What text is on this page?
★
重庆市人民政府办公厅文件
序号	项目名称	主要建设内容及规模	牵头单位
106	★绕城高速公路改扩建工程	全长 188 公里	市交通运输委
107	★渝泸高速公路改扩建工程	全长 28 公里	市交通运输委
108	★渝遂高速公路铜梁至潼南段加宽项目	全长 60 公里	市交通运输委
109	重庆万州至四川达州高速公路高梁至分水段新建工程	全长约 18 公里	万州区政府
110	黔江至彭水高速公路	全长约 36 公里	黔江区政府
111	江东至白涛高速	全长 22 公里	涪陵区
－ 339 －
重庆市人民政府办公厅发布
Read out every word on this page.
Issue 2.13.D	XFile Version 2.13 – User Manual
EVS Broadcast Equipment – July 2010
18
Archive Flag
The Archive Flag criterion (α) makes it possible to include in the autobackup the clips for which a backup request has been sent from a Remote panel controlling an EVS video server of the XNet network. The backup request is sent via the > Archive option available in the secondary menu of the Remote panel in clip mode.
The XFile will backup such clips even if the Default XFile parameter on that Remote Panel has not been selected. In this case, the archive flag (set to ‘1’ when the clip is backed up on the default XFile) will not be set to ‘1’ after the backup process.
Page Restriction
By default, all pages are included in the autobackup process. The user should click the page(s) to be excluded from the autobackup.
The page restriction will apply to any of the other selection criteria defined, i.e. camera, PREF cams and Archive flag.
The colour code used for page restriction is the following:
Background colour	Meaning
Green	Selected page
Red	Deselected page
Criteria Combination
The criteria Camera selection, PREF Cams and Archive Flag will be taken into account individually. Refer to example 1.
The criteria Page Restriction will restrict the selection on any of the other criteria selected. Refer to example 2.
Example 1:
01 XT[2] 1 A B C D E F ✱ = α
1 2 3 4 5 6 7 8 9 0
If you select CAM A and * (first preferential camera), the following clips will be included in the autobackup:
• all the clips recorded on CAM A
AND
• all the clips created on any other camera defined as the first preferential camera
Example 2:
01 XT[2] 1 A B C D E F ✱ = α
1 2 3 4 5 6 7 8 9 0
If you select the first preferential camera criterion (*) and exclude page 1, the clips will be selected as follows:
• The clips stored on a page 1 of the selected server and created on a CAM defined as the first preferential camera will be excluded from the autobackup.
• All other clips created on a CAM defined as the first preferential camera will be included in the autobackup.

WRITTEN INSTRUCTION ->
Copy out the whole listing exactly; please set it all down.

OUTPUT OF THE EXERCISE ->
What text is on this page?
★
重庆市人民政府办公厅文件
序号	项目名称	主要建设内容及规模	牵头单位
106	★绕城高速公路改扩建工程	全长 188 公里	市交通运输委
107	★渝泸高速公路改扩建工程	全长 28 公里	市交通运输委
108	★渝遂高速公路铜梁至潼南段加宽项目	全长 60 公里	市交通运输委
109	重庆万州至四川达州高速公路高梁至分水段新建工程	全长约 18 公里	万州区政府
110	黔江至彭水高速公路	全长约 36 公里	黔江区政府
111	江东至白涛高速	全长 22 公里	涪陵区
－ 339 －
重庆市人民政府办公厅发布
Read out every word on this page.
Issue 2.13.D	XFile Version 2.13 – User Manual
EVS Broadcast Equipment – July 2010
18
Archive Flag
The Archive Flag criterion (α) makes it possible to include in the autobackup the clips for which a backup request has been sent from a Remote panel controlling an EVS video server of the XNet network. The backup request is sent via the > Archive option available in the secondary menu of the Remote panel in clip mode.
The XFile will backup such clips even if the Default XFile parameter on that Remote Panel has not been selected. In this case, the archive flag (set to ‘1’ when the clip is backed up on the default XFile) will not be set to ‘1’ after the backup process.
Page Restriction
By default, all pages are included in the autobackup process. The user should click the page(s) to be excluded from the autobackup.
The page restriction will apply to any of the other selection criteria defined, i.e. camera, PREF cams and Archive flag.
The colour code used for page restriction is the following:
Background colour	Meaning
Green	Selected page
Red	Deselected page
Criteria Combination
The criteria Camera selection, PREF Cams and Archive Flag will be taken into account individually. Refer to example 1.
The criteria Page Restriction will restrict the selection on any of the other criteria selected. Refer to example 2.
Example 1:
01 XT[2] 1 A B C D E F ✱ = α
1 2 3 4 5 6 7 8 9 0
If you select CAM A and * (first preferential camera), the following clips will be included in the autobackup:
• all the clips recorded on CAM A
AND
• all the clips created on any other camera defined as the first preferential camera
Example 2:
01 XT[2] 1 A B C D E F ✱ = α
1 2 3 4 5 6 7 8 9 0
If you select the first preferential camera criterion (*) and exclude page 1, the clips will be selected as follows:
• The clips stored on a page 1 of the selected server and created on a CAM defined as the first preferential camera will be excluded from the autobackup.
• All other clips created on a CAM defined as the first preferential camera will be included in the autobackup.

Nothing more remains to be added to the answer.